TASK
Gather all lines in the entries that include the word "JSON".

RECORDS FOR THE TASK
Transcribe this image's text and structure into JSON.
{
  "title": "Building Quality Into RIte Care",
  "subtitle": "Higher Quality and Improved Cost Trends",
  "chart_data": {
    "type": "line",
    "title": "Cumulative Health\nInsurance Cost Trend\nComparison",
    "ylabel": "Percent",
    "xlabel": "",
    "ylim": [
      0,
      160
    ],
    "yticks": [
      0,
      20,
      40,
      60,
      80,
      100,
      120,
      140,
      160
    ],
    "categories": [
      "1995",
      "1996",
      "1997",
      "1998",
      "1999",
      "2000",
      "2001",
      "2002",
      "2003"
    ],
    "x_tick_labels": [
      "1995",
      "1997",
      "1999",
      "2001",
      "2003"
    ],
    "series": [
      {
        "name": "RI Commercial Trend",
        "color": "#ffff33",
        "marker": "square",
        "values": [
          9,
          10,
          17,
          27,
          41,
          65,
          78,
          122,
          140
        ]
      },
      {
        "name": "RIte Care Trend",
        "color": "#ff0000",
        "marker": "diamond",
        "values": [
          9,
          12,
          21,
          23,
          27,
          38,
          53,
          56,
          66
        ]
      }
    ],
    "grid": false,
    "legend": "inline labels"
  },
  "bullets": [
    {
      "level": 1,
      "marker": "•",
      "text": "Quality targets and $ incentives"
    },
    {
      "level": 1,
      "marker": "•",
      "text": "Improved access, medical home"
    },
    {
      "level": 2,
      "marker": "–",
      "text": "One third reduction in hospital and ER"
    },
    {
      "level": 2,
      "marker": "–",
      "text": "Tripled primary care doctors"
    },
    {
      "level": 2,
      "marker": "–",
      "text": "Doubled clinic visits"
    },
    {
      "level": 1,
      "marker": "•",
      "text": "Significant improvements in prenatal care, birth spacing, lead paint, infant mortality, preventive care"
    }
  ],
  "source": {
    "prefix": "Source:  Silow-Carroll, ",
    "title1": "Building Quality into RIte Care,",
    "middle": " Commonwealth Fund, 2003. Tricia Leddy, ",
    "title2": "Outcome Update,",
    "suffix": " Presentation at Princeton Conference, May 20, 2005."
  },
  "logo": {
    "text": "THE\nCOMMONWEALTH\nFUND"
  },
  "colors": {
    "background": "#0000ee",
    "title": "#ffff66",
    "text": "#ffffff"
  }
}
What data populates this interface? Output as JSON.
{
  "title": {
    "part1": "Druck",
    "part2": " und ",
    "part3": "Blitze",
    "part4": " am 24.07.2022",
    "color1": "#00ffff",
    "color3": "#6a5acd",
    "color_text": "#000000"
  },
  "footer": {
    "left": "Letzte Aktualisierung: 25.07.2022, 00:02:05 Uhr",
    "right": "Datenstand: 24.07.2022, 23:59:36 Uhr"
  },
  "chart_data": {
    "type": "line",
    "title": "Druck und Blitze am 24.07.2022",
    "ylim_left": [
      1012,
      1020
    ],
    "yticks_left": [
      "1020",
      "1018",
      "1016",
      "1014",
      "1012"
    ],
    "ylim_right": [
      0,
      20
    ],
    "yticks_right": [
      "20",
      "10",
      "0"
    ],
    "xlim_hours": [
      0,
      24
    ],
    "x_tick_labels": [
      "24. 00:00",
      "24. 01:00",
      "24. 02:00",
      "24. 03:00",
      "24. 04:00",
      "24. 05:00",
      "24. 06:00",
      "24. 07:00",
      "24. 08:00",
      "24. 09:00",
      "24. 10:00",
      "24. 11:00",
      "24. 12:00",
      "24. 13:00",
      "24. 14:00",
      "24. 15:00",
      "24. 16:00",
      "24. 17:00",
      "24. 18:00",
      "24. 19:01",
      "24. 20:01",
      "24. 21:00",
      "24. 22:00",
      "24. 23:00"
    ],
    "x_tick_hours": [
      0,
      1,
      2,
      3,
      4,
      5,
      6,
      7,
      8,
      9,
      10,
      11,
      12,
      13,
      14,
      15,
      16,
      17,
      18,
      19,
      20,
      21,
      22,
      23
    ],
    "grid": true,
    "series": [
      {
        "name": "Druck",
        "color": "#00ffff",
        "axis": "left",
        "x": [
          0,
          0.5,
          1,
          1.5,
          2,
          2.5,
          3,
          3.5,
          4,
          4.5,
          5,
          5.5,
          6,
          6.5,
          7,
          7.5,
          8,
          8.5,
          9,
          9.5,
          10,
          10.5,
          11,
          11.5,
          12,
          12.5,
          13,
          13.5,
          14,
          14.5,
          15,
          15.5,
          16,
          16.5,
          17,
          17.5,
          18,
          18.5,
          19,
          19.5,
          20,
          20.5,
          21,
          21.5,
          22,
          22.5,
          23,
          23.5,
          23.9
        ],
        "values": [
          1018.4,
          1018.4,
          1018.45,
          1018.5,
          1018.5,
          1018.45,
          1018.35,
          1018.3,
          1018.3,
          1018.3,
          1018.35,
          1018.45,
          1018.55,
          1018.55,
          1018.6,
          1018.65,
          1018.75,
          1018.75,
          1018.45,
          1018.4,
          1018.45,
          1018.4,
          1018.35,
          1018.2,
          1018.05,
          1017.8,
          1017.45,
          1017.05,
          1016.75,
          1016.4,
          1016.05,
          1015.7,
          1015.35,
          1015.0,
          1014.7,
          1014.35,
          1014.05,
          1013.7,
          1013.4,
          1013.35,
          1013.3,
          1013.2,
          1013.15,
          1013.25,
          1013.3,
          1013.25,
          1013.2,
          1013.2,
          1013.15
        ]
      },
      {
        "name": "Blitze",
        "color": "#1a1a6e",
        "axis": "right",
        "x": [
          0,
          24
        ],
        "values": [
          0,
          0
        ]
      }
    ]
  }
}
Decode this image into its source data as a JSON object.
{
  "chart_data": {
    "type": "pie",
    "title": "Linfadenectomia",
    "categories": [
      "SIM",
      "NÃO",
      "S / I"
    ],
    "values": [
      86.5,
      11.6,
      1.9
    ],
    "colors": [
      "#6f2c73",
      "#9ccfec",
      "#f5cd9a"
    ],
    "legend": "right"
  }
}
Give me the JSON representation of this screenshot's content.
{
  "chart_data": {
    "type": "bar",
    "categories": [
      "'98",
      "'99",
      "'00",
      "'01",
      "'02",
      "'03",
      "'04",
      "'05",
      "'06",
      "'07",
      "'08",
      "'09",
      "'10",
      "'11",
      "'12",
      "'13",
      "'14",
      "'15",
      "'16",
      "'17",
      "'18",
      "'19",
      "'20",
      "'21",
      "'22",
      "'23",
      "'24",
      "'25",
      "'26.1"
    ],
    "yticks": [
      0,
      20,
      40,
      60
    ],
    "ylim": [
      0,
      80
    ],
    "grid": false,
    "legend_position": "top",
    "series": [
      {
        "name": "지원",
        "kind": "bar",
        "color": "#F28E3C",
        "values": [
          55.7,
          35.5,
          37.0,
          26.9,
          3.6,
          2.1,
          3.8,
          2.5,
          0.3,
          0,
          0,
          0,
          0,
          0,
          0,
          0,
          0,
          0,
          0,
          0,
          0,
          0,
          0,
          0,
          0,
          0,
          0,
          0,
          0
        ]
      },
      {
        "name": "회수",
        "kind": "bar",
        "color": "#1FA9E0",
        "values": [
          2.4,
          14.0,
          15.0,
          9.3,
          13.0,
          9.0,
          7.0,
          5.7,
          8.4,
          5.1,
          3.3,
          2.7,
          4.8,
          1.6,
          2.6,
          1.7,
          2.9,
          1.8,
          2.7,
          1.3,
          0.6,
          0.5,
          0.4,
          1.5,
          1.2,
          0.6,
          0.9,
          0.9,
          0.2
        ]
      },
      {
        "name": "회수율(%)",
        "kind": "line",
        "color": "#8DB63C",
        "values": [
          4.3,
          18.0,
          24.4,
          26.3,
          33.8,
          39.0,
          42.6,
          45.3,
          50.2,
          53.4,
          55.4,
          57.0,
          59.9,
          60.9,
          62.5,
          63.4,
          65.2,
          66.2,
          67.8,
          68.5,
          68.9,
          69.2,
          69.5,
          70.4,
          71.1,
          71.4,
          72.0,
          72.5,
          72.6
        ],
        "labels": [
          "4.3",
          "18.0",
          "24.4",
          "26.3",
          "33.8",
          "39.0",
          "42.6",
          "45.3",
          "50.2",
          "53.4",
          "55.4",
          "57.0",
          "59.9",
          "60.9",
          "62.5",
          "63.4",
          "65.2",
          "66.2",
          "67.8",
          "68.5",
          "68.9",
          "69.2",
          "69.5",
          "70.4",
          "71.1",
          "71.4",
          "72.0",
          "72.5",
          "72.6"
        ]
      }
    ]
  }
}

RESPONSE TO THIS TASK
Transcribe this image's text and structure into JSON.
What data populates this interface? Output as JSON.
Decode this image into its source data as a JSON object.
Give me the JSON representation of this screenshot's content.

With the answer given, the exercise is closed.